_Texto fornecido_
>>>>>
Futuro do Teatro Oficina "Vou transferir a cracolândia pra lá", diz Silvio Santos a Zé Celso ← aqui vídeo
'Vou transferir a cracolândia pra lá', diz Silvio Santos a Zé Celso em reunião com Doria sobre o Oficina
A disputa de 37 anos entre Silvio Santos e o dramaturgo Zé Celso, diretor do Teatro Oficina, ganhou novos capítulos. Na semana passada, o apresentador conseguiu reverter no Condephaat, conselho estadual de patrimônio, uma decisão que o proibia de construir um conjunto de torres residenciais no terreno vizinho ao teatro de Zé Celso, no bairro do Bexiga, em SP.
O dramaturgo se opõe à construção. "É como se fosse um 'putsch', um golpe nazista. E muito parecido com o Estado Islâmico, porque visa à destruição de um monumento que é o Teatro Oficina", diz ele ao repórter João Carneiro. A construção, que foi reformada nos anos 1980 pela arquiteta Lina Bo Bardi, é tombada. O teatro iniciou uma campanha para que o governo do Estado vete a decisão do Condephaat.
<<<<<
Listagens de regiões de elementos
>>>>>
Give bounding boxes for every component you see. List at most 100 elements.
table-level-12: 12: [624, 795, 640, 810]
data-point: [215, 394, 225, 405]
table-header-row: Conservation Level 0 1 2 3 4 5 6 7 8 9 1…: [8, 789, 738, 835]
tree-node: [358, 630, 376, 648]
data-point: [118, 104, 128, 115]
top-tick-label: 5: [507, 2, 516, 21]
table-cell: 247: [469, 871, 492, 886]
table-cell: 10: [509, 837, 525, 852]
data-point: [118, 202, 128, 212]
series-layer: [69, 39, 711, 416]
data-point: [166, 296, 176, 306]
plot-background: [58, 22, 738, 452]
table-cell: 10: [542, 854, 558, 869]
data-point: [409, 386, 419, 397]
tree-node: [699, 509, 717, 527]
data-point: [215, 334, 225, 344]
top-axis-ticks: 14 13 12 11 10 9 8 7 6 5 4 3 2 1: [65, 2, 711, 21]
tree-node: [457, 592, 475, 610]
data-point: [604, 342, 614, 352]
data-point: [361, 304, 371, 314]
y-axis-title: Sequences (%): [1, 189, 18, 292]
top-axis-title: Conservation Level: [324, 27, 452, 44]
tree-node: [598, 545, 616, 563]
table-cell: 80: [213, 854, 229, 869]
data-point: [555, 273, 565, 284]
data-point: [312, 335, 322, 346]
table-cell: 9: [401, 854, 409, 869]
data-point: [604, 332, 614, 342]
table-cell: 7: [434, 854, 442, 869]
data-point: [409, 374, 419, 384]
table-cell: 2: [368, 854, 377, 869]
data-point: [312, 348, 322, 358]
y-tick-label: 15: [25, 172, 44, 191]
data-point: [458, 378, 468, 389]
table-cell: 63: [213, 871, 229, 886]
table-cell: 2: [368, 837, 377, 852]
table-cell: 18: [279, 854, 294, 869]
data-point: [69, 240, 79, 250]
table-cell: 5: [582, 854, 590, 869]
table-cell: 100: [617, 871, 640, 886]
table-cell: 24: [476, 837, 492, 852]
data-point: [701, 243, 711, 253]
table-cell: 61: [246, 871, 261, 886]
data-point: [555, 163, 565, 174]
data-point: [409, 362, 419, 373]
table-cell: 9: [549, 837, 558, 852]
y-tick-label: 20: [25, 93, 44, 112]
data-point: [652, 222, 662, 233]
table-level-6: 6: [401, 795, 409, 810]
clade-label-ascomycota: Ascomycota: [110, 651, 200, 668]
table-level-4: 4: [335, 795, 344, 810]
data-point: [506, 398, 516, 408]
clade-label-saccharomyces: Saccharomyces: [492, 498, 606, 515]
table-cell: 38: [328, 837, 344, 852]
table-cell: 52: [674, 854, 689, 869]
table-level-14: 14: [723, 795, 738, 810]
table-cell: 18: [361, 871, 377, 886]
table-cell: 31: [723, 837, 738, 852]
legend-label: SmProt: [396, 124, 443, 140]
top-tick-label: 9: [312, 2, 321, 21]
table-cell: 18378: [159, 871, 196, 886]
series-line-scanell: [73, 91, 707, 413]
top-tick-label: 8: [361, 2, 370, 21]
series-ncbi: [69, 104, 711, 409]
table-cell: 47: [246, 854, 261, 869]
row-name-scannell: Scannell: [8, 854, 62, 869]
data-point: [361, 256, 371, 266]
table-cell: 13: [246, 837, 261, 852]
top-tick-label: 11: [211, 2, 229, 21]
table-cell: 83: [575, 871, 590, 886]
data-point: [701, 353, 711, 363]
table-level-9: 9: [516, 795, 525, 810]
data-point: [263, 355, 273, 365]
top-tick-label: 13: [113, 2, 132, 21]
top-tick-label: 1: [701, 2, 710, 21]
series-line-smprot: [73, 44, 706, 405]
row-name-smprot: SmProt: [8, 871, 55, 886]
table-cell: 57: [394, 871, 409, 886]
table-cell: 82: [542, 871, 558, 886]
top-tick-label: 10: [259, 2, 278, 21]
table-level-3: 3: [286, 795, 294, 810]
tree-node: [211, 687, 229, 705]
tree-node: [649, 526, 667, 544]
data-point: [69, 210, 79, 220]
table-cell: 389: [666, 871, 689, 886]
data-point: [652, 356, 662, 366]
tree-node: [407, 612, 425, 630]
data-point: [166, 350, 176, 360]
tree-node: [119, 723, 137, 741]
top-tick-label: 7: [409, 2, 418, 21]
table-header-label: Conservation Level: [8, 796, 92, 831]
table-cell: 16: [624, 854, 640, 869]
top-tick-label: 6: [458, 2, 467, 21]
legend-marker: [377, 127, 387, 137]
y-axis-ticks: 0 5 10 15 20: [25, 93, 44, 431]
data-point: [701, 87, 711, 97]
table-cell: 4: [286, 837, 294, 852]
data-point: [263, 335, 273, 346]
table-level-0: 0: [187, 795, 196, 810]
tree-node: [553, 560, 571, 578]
<<<<<
_Tarefas a cumprir_
1 > Transcreva, do texto sobre o Teatro Oficina, o trecho que vai de "Futuro do Teatro" até "Bexiga, em SP.".
2 > De acordo com o texto sobre o Teatro Oficina, qual arquiteta reformou a construção nos anos 1980?

_As respostas_
1 >
Futuro do Teatro Oficina "Vou transferir a cracolândia pra lá", diz Silvio Santos a Zé Celso ← aqui vídeo
'Vou transferir a cracolândia pra lá', diz Silvio Santos a Zé Celso em reunião com Doria sobre o Oficina
A disputa de 37 anos entre Silvio Santos e o dramaturgo Zé Celso, diretor do Teatro Oficina, ganhou novos capítulos. Na semana passada, o apresentador conseguiu reverter no Condephaat, conselho estadual de patrimônio, uma decisão que o proibia de construir um conjunto de torres residenciais no terreno vizinho ao teatro de Zé Celso, no bairro do Bexiga, em SP.

2 > Lina Bo Bardi.